"""

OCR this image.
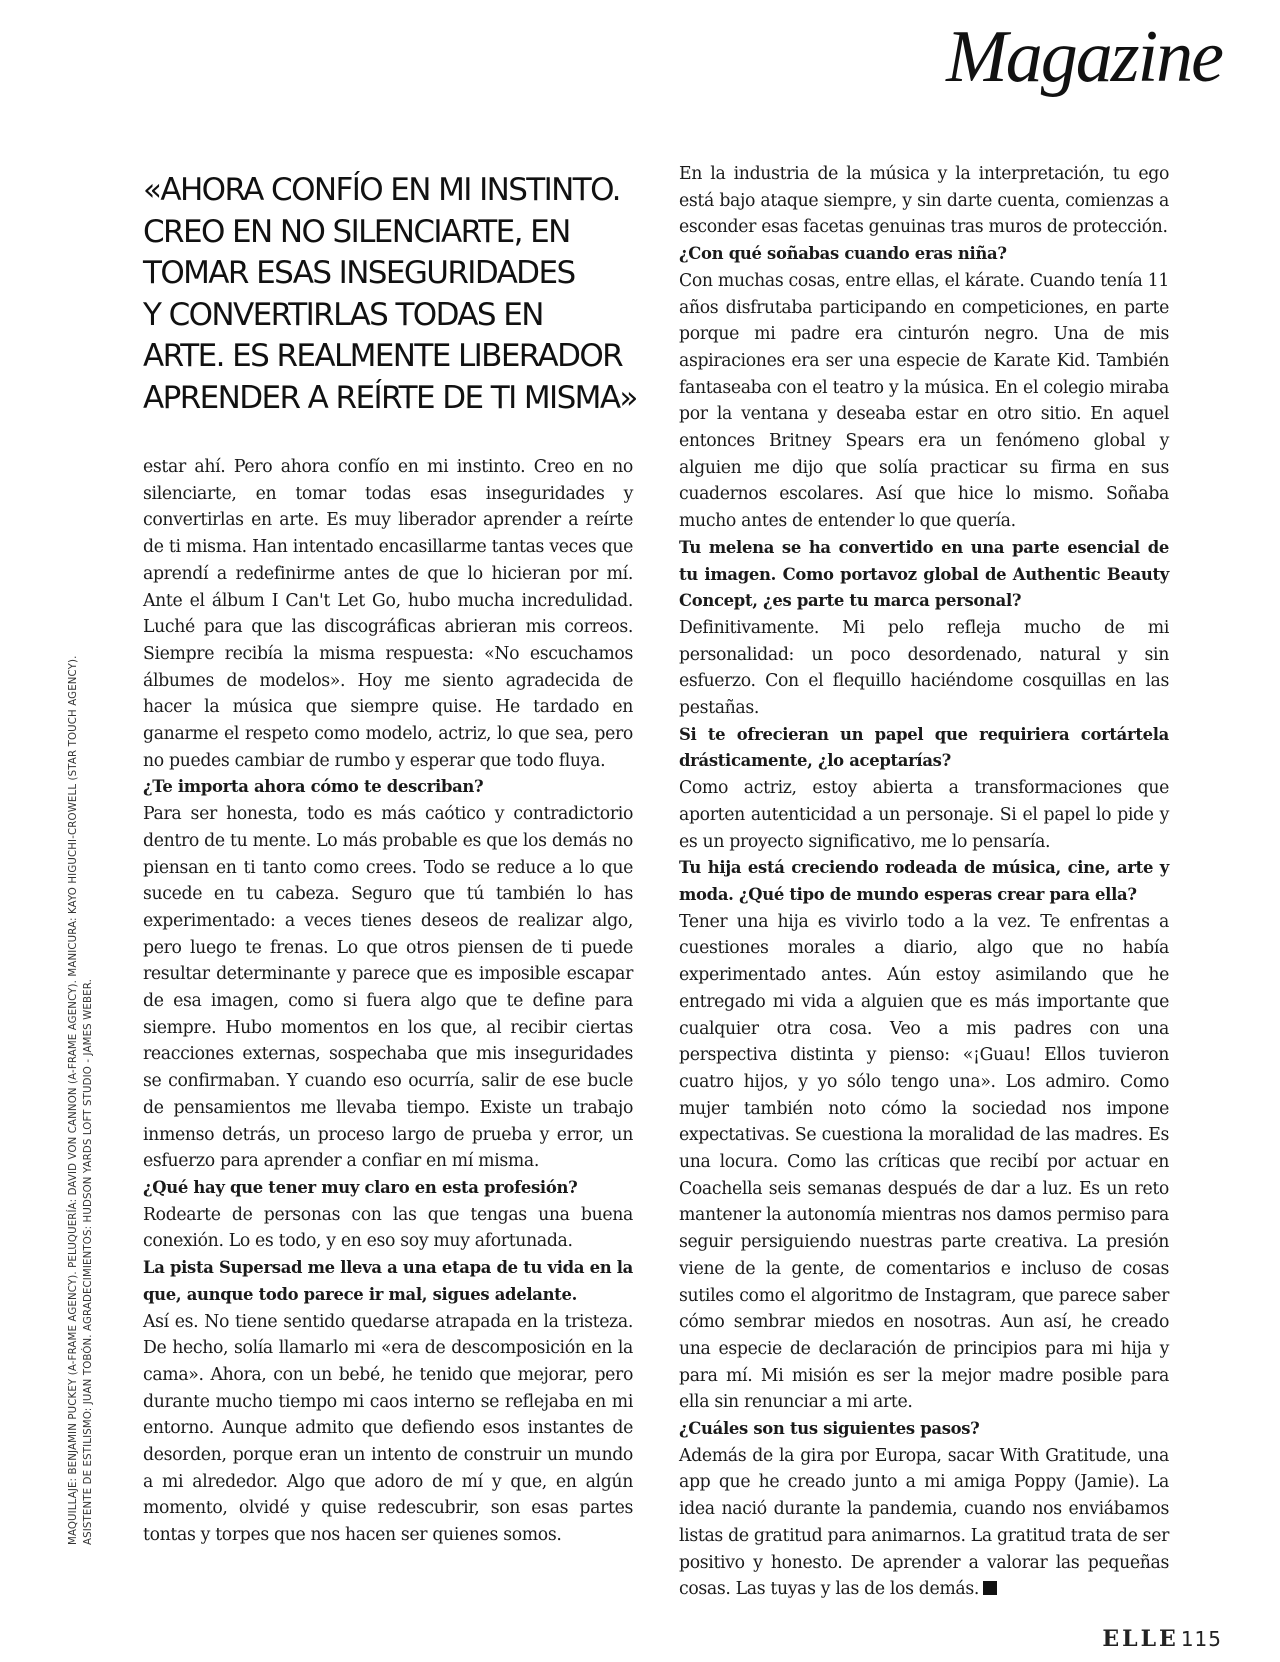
Magazine
MAQUILLAJE: BENJAMIN PUCKEY (A-FRAME AGENCY). PELUQUERÍA: DAVID VON CANNON (A-FRAME AGENCY). MANICURA: KAYO HIGUCHI-CROWELL (STAR TOUCH AGENCY). ASISTENTE DE ESTILISMO: JUAN TOBÓN. AGRADECIMIENTOS: HUDSON YARDS LOFT STUDIO - JAMES WEBER.
«AHORA CONFÍO EN MI INSTINTO.
CREO EN NO SILENCIARTE, EN
TOMAR ESAS INSEGURIDADES
Y CONVERTIRLAS TODAS EN
ARTE. ES REALMENTE LIBERADOR
APRENDER A REÍRTE DE TI MISMA»

estar ahí. Pero ahora confío en mi instinto. Creo en no silenciarte, en tomar todas esas inseguridades y convertirlas en arte. Es muy liberador aprender a reírte de ti misma. Han intentado encasillarme tantas veces que aprendí a redefinirme antes de que lo hicieran por mí. Ante el álbum I Can't Let Go, hubo mucha incredulidad. Luché para que las discográficas abrieran mis correos. Siempre recibía la misma respuesta: «No escuchamos álbumes de modelos». Hoy me siento agradecida de hacer la música que siempre quise. He tardado en ganarme el respeto como modelo, actriz, lo que sea, pero no puedes cambiar de rumbo y esperar que todo fluya.

¿Te importa ahora cómo te describan?

Para ser honesta, todo es más caótico y contradictorio dentro de tu mente. Lo más probable es que los demás no piensan en ti tanto como crees. Todo se reduce a lo que sucede en tu cabeza. Seguro que tú también lo has experimentado: a veces tienes deseos de realizar algo, pero luego te frenas. Lo que otros piensen de ti puede resultar determinante y parece que es imposible escapar de esa imagen, como si fuera algo que te define para siempre. Hubo momentos en los que, al recibir ciertas reacciones externas, sospechaba que mis inseguridades se confirmaban. Y cuando eso ocurría, salir de ese bucle de pensamientos me llevaba tiempo. Existe un trabajo inmenso detrás, un proceso largo de prueba y error, un esfuerzo para aprender a confiar en mí misma.

¿Qué hay que tener muy claro en esta profesión?

Rodearte de personas con las que tengas una buena conexión. Lo es todo, y en eso soy muy afortunada.

La pista Supersad me lleva a una etapa de tu vida en la que, aunque todo parece ir mal, sigues adelante.

Así es. No tiene sentido quedarse atrapada en la tristeza. De hecho, solía llamarlo mi «era de descomposición en la cama». Ahora, con un bebé, he tenido que mejorar, pero durante mucho tiempo mi caos interno se reflejaba en mi entorno. Aunque admito que defiendo esos instantes de desorden, porque eran un intento de construir un mundo a mi alrededor. Algo que adoro de mí y que, en algún momento, olvidé y quise redescubrir, son esas partes tontas y torpes que nos hacen ser quienes somos.

En la industria de la música y la interpretación, tu ego está bajo ataque siempre, y sin darte cuenta, comienzas a esconder esas facetas genuinas tras muros de protección.

¿Con qué soñabas cuando eras niña?

Con muchas cosas, entre ellas, el kárate. Cuando tenía 11 años disfrutaba participando en competiciones, en parte porque mi padre era cinturón negro. Una de mis aspiraciones era ser una especie de Karate Kid. También fantaseaba con el teatro y la música. En el colegio miraba por la ventana y deseaba estar en otro sitio. En aquel entonces Britney Spears era un fenómeno global y alguien me dijo que solía practicar su firma en sus cuadernos escolares. Así que hice lo mismo. Soñaba mucho antes de entender lo que quería.

Tu melena se ha convertido en una parte esencial de tu imagen. Como portavoz global de Authentic Beauty Concept, ¿es parte tu marca personal?

Definitivamente. Mi pelo refleja mucho de mi personalidad: un poco desordenado, natural y sin esfuerzo. Con el flequillo haciéndome cosquillas en las pestañas.

Si te ofrecieran un papel que requiriera cortártela drásticamente, ¿lo aceptarías?

Como actriz, estoy abierta a transformaciones que aporten autenticidad a un personaje. Si el papel lo pide y es un proyecto significativo, me lo pensaría.

Tu hija está creciendo rodeada de música, cine, arte y moda. ¿Qué tipo de mundo esperas crear para ella?

Tener una hija es vivirlo todo a la vez. Te enfrentas a cuestiones morales a diario, algo que no había experimentado antes. Aún estoy asimilando que he entregado mi vida a alguien que es más importante que cualquier otra cosa. Veo a mis padres con una perspectiva distinta y pienso: «¡Guau! Ellos tuvieron cuatro hijos, y yo sólo tengo una». Los admiro. Como mujer también noto cómo la sociedad nos impone expectativas. Se cuestiona la moralidad de las madres. Es una locura. Como las críticas que recibí por actuar en Coachella seis semanas después de dar a luz. Es un reto mantener la autonomía mientras nos damos permiso para seguir persiguiendo nuestras parte creativa. La presión viene de la gente, de comentarios e incluso de cosas sutiles como el algoritmo de Instagram, que parece saber cómo sembrar miedos en nosotras. Aun así, he creado una especie de declaración de principios para mi hija y para mí. Mi misión es ser la mejor madre posible para ella sin renunciar a mi arte.

¿Cuáles son tus siguientes pasos?

Además de la gira por Europa, sacar With Gratitude, una app que he creado junto a mi amiga Poppy (Jamie). La idea nació durante la pandemia, cuando nos enviábamos listas de gratitud para animarnos. La gratitud trata de ser positivo y honesto. De aprender a valorar las pequeñas cosas. Las tuyas y las de los demás.

ELLE 115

"""

The task >> Find how many lines in the material hold the word "está" and state that number alone.

Response >> 2